■ Request: Present every line in which the string "source" appears.

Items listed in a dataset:
◇ ◇ ◇ ◇ ◇

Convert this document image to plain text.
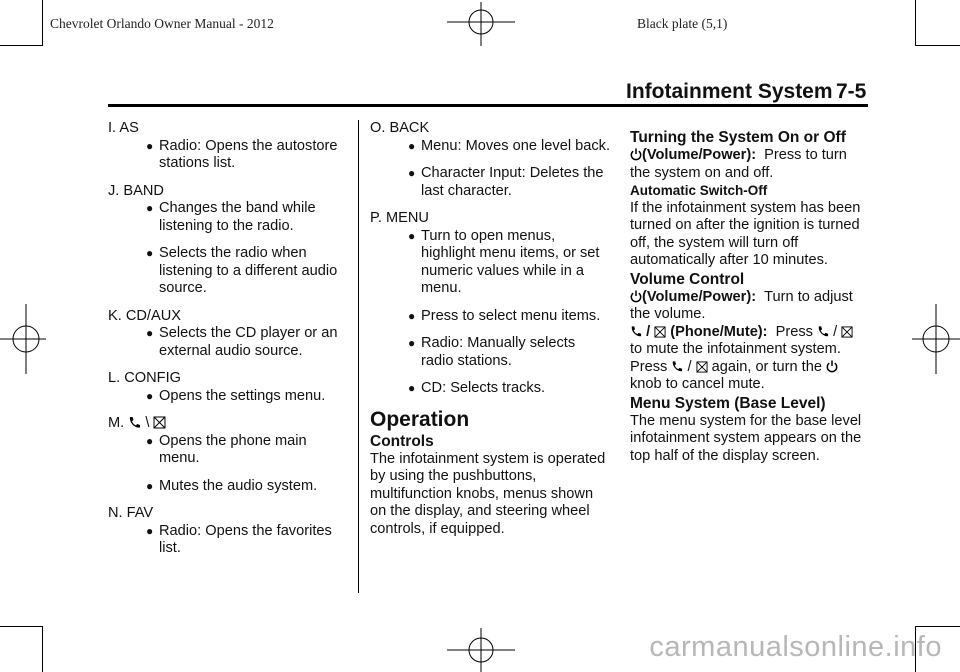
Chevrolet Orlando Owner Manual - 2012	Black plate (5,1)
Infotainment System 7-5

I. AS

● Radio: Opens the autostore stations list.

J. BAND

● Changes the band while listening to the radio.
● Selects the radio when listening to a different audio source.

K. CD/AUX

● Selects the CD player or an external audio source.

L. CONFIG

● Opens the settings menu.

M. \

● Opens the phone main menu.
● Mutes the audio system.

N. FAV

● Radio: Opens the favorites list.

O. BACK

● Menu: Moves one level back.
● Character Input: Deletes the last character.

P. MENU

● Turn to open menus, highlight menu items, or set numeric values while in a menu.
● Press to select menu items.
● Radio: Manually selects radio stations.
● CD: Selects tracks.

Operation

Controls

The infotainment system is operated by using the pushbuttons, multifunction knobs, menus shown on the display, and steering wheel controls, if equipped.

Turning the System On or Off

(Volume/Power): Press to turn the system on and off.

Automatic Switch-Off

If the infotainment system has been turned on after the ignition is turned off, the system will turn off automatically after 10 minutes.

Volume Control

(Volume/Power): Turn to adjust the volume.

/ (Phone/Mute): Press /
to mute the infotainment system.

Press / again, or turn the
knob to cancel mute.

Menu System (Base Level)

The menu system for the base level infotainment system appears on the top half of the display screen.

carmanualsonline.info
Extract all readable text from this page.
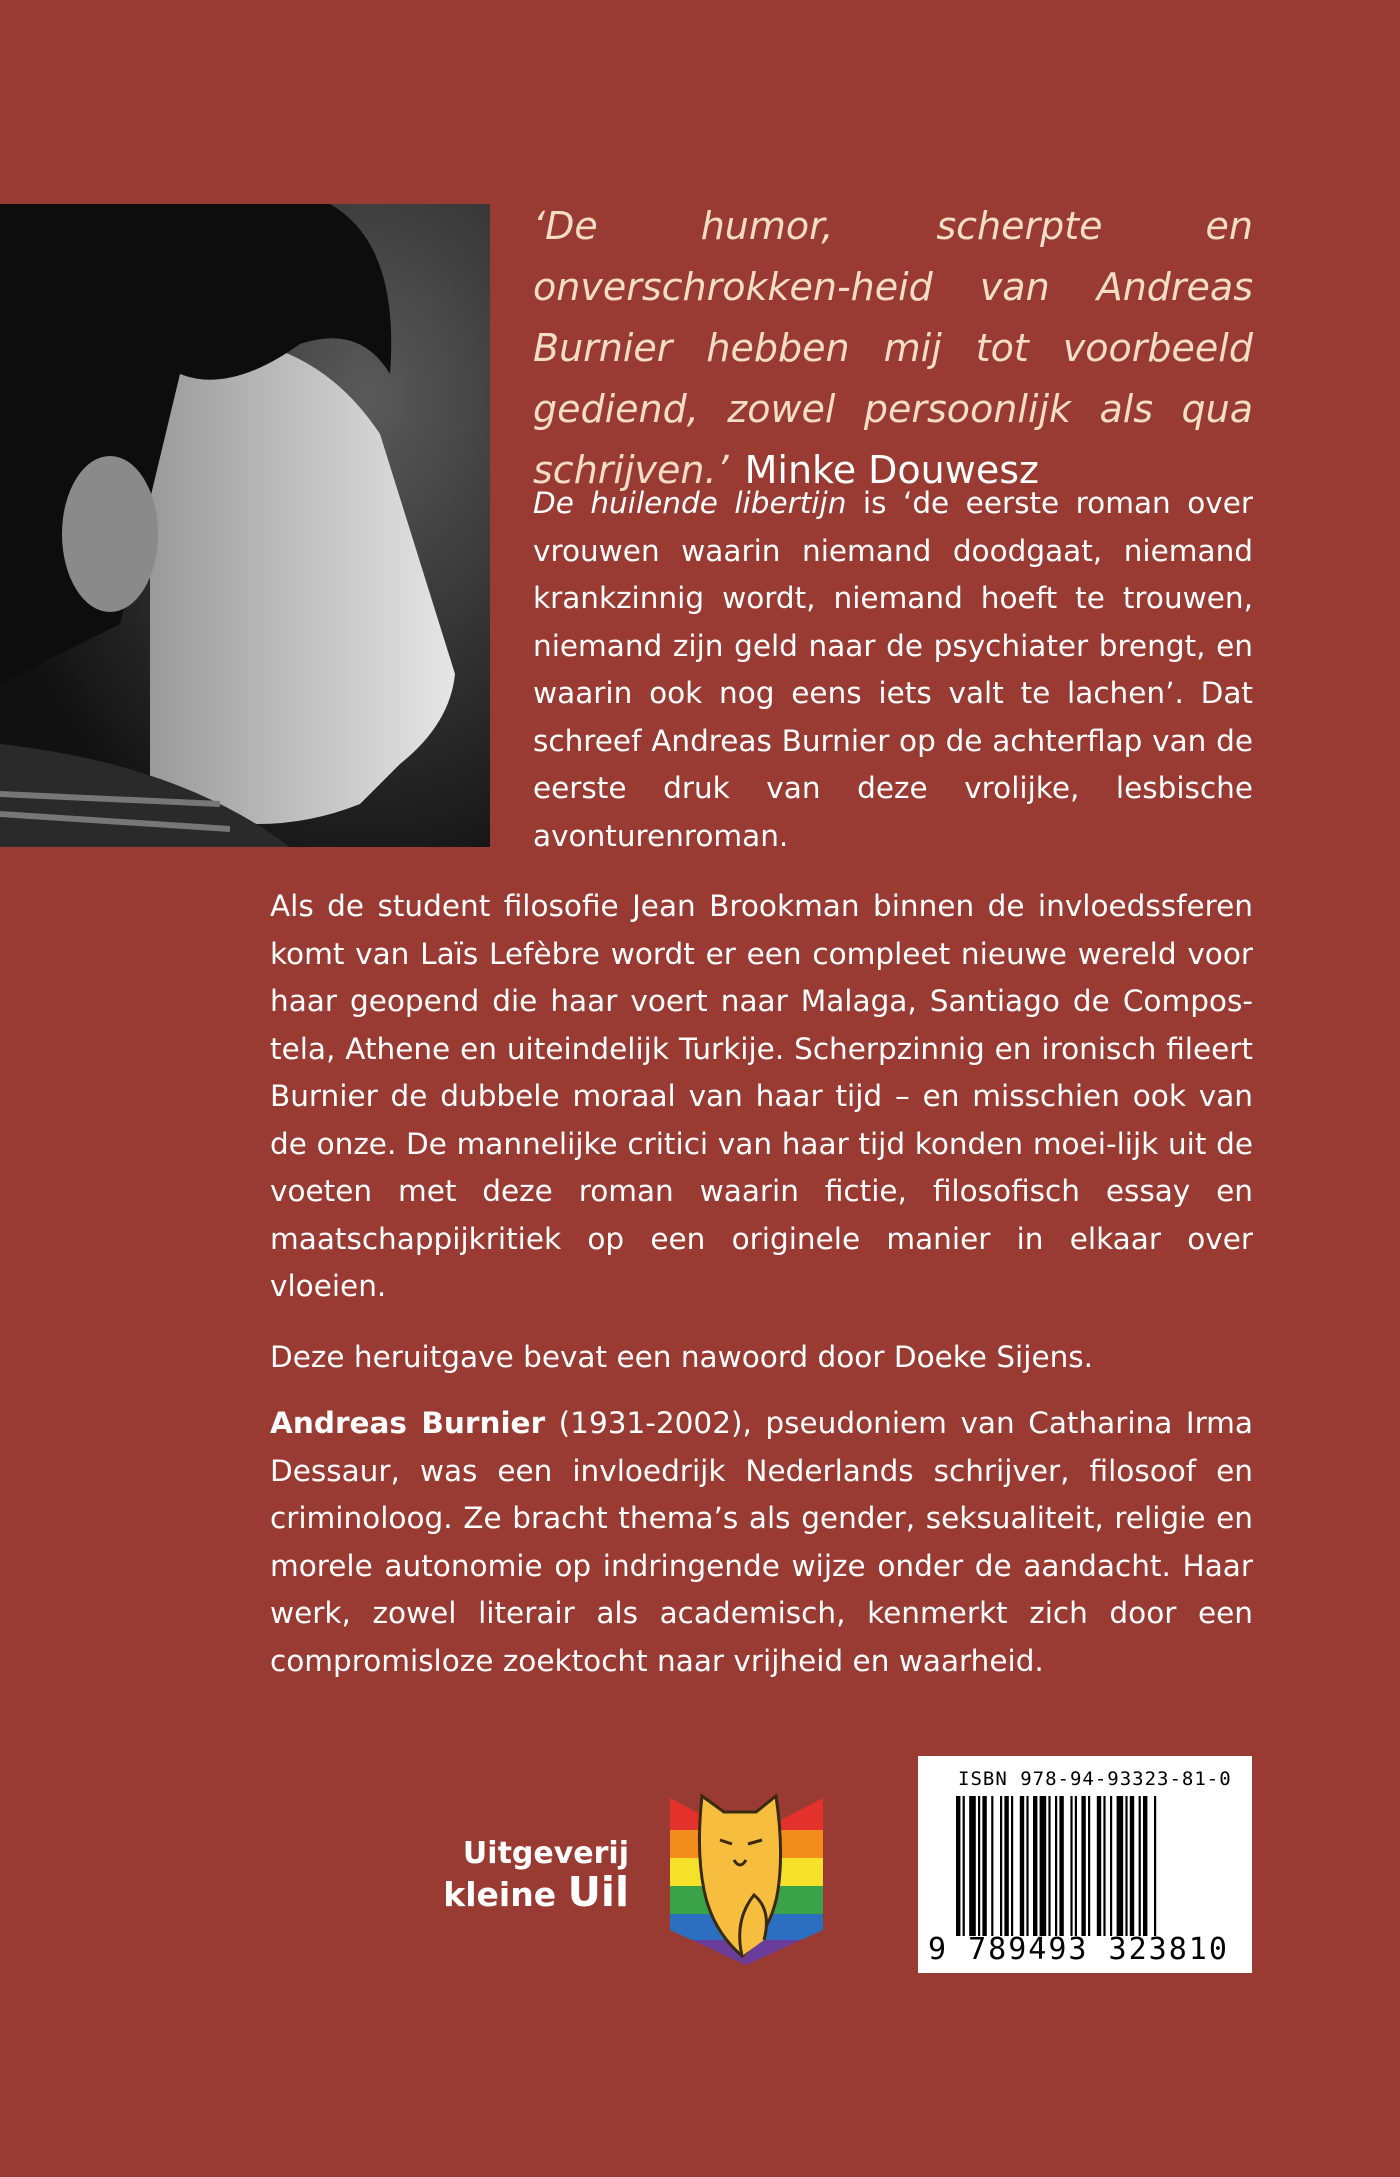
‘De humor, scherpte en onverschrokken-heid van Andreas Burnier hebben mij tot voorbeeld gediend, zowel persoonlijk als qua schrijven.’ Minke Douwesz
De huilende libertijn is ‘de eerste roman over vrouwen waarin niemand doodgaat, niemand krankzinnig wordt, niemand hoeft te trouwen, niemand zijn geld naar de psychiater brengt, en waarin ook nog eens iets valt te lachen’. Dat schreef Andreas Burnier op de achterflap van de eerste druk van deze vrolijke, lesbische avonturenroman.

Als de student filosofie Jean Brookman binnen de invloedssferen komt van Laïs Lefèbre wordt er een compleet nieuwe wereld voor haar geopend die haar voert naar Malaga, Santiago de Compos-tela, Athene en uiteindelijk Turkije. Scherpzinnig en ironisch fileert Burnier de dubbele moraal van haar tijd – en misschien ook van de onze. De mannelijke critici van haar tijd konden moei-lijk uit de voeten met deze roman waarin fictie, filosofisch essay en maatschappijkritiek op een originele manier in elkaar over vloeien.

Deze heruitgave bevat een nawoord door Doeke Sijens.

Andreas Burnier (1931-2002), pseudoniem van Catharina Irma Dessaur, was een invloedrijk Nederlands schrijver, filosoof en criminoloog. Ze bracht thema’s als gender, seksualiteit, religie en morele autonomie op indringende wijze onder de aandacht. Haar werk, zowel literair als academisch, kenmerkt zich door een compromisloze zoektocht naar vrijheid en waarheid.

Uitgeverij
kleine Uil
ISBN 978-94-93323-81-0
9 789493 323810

◇ ◇ ◇ ◇ ◇

■ Exercise solution:
● Selects the radio when listening to a different audio source.
● Selects the CD player or an external audio source.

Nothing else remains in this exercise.